_AIM OF THE EXERCISE_:
Output only the count of lines that contain "brightness".

_Items from a figure collection_:
_____

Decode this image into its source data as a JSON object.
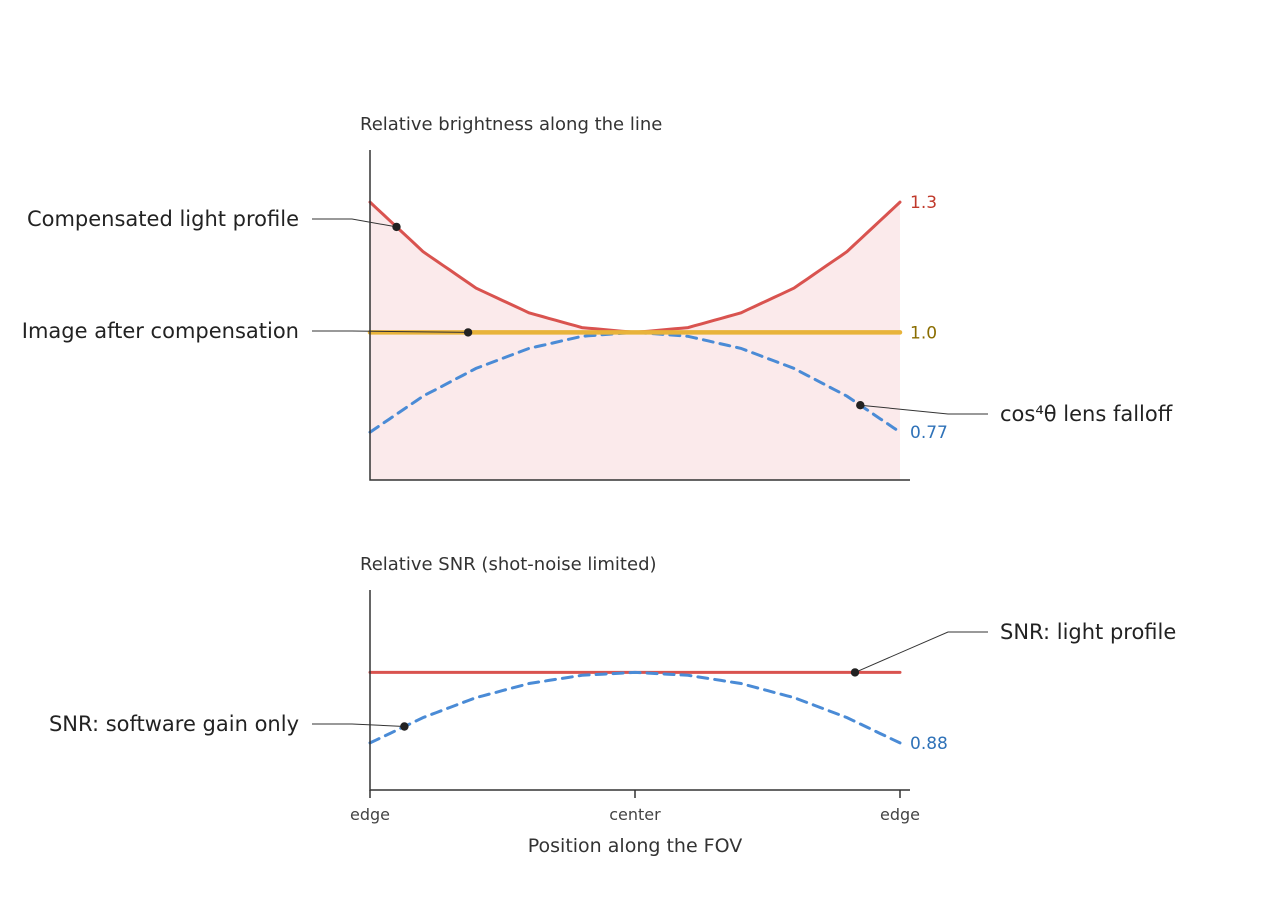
{
  "colors": {
    "profile": "#d9534f",
    "profile_fill": "#fbeaeb",
    "compensated": "#e8b33a",
    "lens": "#4a8bd6",
    "lens_label": "#2f72b8",
    "profile_label": "#c0392b",
    "compensated_label": "#8a6d00",
    "axis": "#333333",
    "dot": "#222222"
  },
  "chart_data": {
    "type": "line",
    "x_ticks": [
      "edge",
      "center",
      "edge"
    ],
    "xlabel": "Position along the FOV",
    "xlim": [
      -1,
      1
    ],
    "panels": [
      {
        "id": "brightness",
        "title": "Relative brightness along the line",
        "ylim": [
          0.66,
          1.42
        ],
        "fill_series": "profile",
        "series": [
          {
            "key": "profile",
            "name": "Compensated light profile",
            "style": "solid",
            "end_label": "1.3",
            "points": [
              [
                -1,
                1.3
              ],
              [
                -0.8,
                1.186
              ],
              [
                -0.6,
                1.102
              ],
              [
                -0.4,
                1.045
              ],
              [
                -0.2,
                1.011
              ],
              [
                0,
                1.0
              ],
              [
                0.2,
                1.011
              ],
              [
                0.4,
                1.045
              ],
              [
                0.6,
                1.102
              ],
              [
                0.8,
                1.186
              ],
              [
                1,
                1.3
              ]
            ],
            "marker_x": -0.9
          },
          {
            "key": "compensated",
            "name": "Image after compensation",
            "style": "thick",
            "end_label": "1.0",
            "points": [
              [
                -1,
                1.0
              ],
              [
                1,
                1.0
              ]
            ],
            "marker_x": -0.63
          },
          {
            "key": "lens",
            "name": "cos⁴θ lens falloff",
            "style": "dashed",
            "end_label": "0.77",
            "points": [
              [
                -1,
                0.77
              ],
              [
                -0.8,
                0.853
              ],
              [
                -0.6,
                0.917
              ],
              [
                -0.4,
                0.963
              ],
              [
                -0.2,
                0.991
              ],
              [
                0,
                1.0
              ],
              [
                0.2,
                0.991
              ],
              [
                0.4,
                0.963
              ],
              [
                0.6,
                0.917
              ],
              [
                0.8,
                0.853
              ],
              [
                1,
                0.77
              ]
            ],
            "marker_x": 0.85
          }
        ]
      },
      {
        "id": "snr",
        "title": "Relative SNR (shot-noise limited)",
        "ylim": [
          0.8,
          1.14
        ],
        "series": [
          {
            "key": "profile",
            "name": "SNR: light profile",
            "style": "solid",
            "end_label": "",
            "points": [
              [
                -1,
                1.0
              ],
              [
                1,
                1.0
              ]
            ],
            "marker_x": 0.83
          },
          {
            "key": "lens",
            "name": "SNR: software gain only",
            "style": "dashed",
            "end_label": "0.88",
            "points": [
              [
                -1,
                0.88
              ],
              [
                -0.8,
                0.923
              ],
              [
                -0.6,
                0.957
              ],
              [
                -0.4,
                0.981
              ],
              [
                -0.2,
                0.995
              ],
              [
                0,
                1.0
              ],
              [
                0.2,
                0.995
              ],
              [
                0.4,
                0.981
              ],
              [
                0.6,
                0.957
              ],
              [
                0.8,
                0.923
              ],
              [
                1,
                0.88
              ]
            ],
            "marker_x": -0.87
          }
        ]
      }
    ]
  }
}
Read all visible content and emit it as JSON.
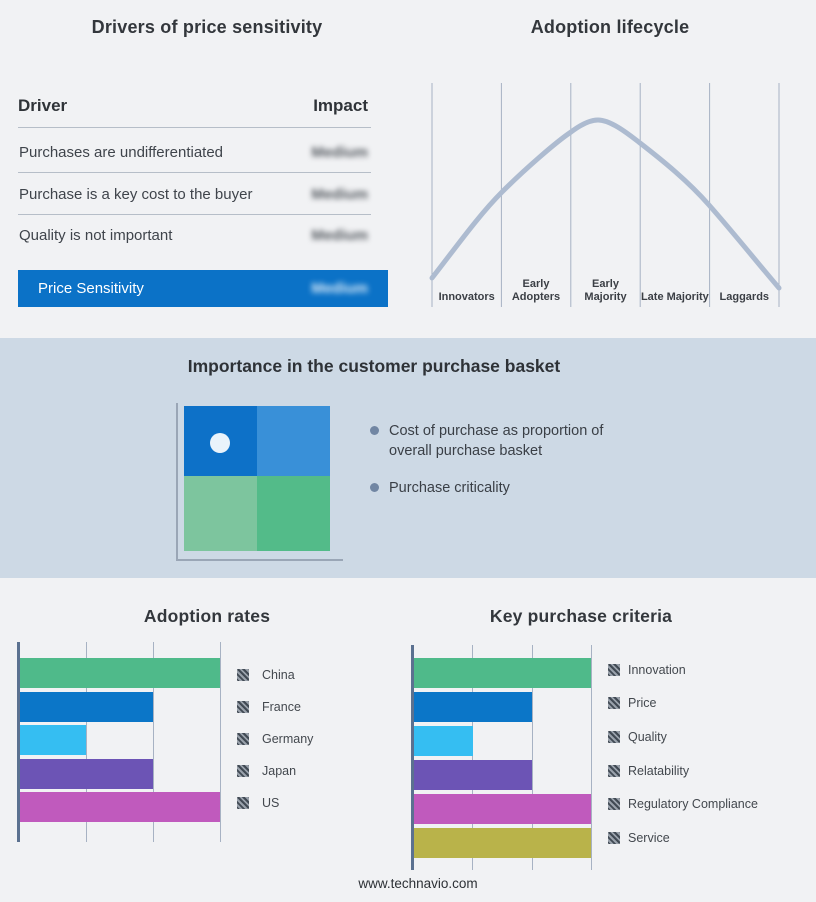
{
  "page": {
    "background": "#f1f2f4",
    "band_background": "#cdd9e5",
    "footer_url": "www.technavio.com"
  },
  "drivers_panel": {
    "title": "Drivers of price sensitivity",
    "columns": {
      "driver": "Driver",
      "impact": "Impact"
    },
    "rows": [
      {
        "driver": "Purchases are undifferentiated",
        "impact": "Medium"
      },
      {
        "driver": "Purchase is a key cost to the buyer",
        "impact": "Medium"
      },
      {
        "driver": "Quality is not important",
        "impact": "Medium"
      }
    ],
    "summary": {
      "label": "Price Sensitivity",
      "impact": "Medium",
      "bar_color": "#0b72c7"
    }
  },
  "basket_panel": {
    "title": "Importance in the customer purchase basket",
    "bullets": [
      "Cost of purchase as proportion of overall purchase basket",
      "Purchase criticality"
    ],
    "quadrant_colors": {
      "top_left": "#0d71c8",
      "top_right": "#3990d8",
      "bottom_left": "#7dc59e",
      "bottom_right": "#53bb89"
    },
    "marker": {
      "quadrant": "top_left",
      "color": "#e9f3fb"
    }
  },
  "chart_data": [
    {
      "type": "line",
      "title": "Adoption lifecycle",
      "categories": [
        "Innovators",
        "Early Adopters",
        "Early Majority",
        "Late Majority",
        "Laggards"
      ],
      "description": "Bell-shaped adoption curve rising through Innovators and Early Adopters, peaking at Early Majority, declining through Late Majority and Laggards",
      "curve_color": "#adbbd0",
      "gridline_color": "#a7b2c3",
      "grid": true,
      "legend_position": "none"
    },
    {
      "type": "bar",
      "title": "Adoption rates",
      "orientation": "horizontal",
      "categories": [
        "China",
        "France",
        "Germany",
        "Japan",
        "US"
      ],
      "values": [
        3,
        2,
        1,
        2,
        3
      ],
      "xlim": [
        0,
        3
      ],
      "colors": [
        "#4fba8a",
        "#0b76c8",
        "#35bef2",
        "#6c54b5",
        "#c05abd"
      ],
      "axis_color": "#5b7190",
      "grid": true,
      "legend_position": "right"
    },
    {
      "type": "bar",
      "title": "Key purchase criteria",
      "orientation": "horizontal",
      "categories": [
        "Innovation",
        "Price",
        "Quality",
        "Relatability",
        "Regulatory Compliance",
        "Service"
      ],
      "values": [
        3,
        2,
        1,
        2,
        3,
        3
      ],
      "xlim": [
        0,
        3
      ],
      "colors": [
        "#4fba8a",
        "#0b76c8",
        "#35bef2",
        "#6c54b5",
        "#c05abd",
        "#b9b34a"
      ],
      "axis_color": "#5b7190",
      "grid": true,
      "legend_position": "right"
    }
  ]
}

_____

_RESULT OF THIS TASK_:
2